**Problem to work on:**
In the listing below, count the lines containing the string "inenting" and state only the number.

========================================

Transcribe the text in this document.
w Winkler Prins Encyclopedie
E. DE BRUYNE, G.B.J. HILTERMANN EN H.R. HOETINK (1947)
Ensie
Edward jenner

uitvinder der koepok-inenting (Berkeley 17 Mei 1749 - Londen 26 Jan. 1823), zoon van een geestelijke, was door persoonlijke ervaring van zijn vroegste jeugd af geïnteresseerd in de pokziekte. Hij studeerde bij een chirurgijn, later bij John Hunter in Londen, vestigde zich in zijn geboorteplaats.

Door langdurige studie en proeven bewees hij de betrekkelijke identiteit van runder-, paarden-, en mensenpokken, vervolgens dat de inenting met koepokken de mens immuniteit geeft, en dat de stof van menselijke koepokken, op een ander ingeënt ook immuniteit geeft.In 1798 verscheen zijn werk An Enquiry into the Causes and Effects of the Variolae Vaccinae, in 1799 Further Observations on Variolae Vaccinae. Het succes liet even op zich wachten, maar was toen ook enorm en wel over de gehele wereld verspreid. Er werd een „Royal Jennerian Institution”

========================================

**Task solution:**
2